[Extracted data entries]
▬▬▬

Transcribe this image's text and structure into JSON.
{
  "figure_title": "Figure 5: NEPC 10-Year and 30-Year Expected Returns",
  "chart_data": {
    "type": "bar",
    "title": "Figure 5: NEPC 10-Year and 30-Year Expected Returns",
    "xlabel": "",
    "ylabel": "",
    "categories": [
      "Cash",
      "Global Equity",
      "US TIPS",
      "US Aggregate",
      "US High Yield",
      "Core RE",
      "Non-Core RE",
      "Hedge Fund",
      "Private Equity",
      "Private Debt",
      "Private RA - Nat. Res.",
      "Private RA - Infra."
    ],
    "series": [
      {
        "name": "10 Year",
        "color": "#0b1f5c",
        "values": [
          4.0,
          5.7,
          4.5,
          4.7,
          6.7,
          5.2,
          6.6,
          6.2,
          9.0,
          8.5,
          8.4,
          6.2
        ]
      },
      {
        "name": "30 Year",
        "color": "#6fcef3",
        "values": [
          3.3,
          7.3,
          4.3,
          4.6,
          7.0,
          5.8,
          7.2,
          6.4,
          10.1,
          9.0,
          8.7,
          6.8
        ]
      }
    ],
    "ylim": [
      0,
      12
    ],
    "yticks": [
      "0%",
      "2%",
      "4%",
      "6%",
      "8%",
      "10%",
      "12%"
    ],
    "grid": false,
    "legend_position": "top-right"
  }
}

▬▬▬

* [Stated problem] Repeat the material above in full, exactly as it stands.

* [Completed exercise]
Transcribe this image's text and structure into JSON.
{
  "figure_title": "Figure 5: NEPC 10-Year and 30-Year Expected Returns",
  "chart_data": {
    "type": "bar",
    "title": "Figure 5: NEPC 10-Year and 30-Year Expected Returns",
    "xlabel": "",
    "ylabel": "",
    "categories": [
      "Cash",
      "Global Equity",
      "US TIPS",
      "US Aggregate",
      "US High Yield",
      "Core RE",
      "Non-Core RE",
      "Hedge Fund",
      "Private Equity",
      "Private Debt",
      "Private RA - Nat. Res.",
      "Private RA - Infra."
    ],
    "series": [
      {
        "name": "10 Year",
        "color": "#0b1f5c",
        "values": [
          4.0,
          5.7,
          4.5,
          4.7,
          6.7,
          5.2,
          6.6,
          6.2,
          9.0,
          8.5,
          8.4,
          6.2
        ]
      },
      {
        "name": "30 Year",
        "color": "#6fcef3",
        "values": [
          3.3,
          7.3,
          4.3,
          4.6,
          7.0,
          5.8,
          7.2,
          6.4,
          10.1,
          9.0,
          8.7,
          6.8
        ]
      }
    ],
    "ylim": [
      0,
      12
    ],
    "yticks": [
      "0%",
      "2%",
      "4%",
      "6%",
      "8%",
      "10%",
      "12%"
    ],
    "grid": false,
    "legend_position": "top-right"
  }
}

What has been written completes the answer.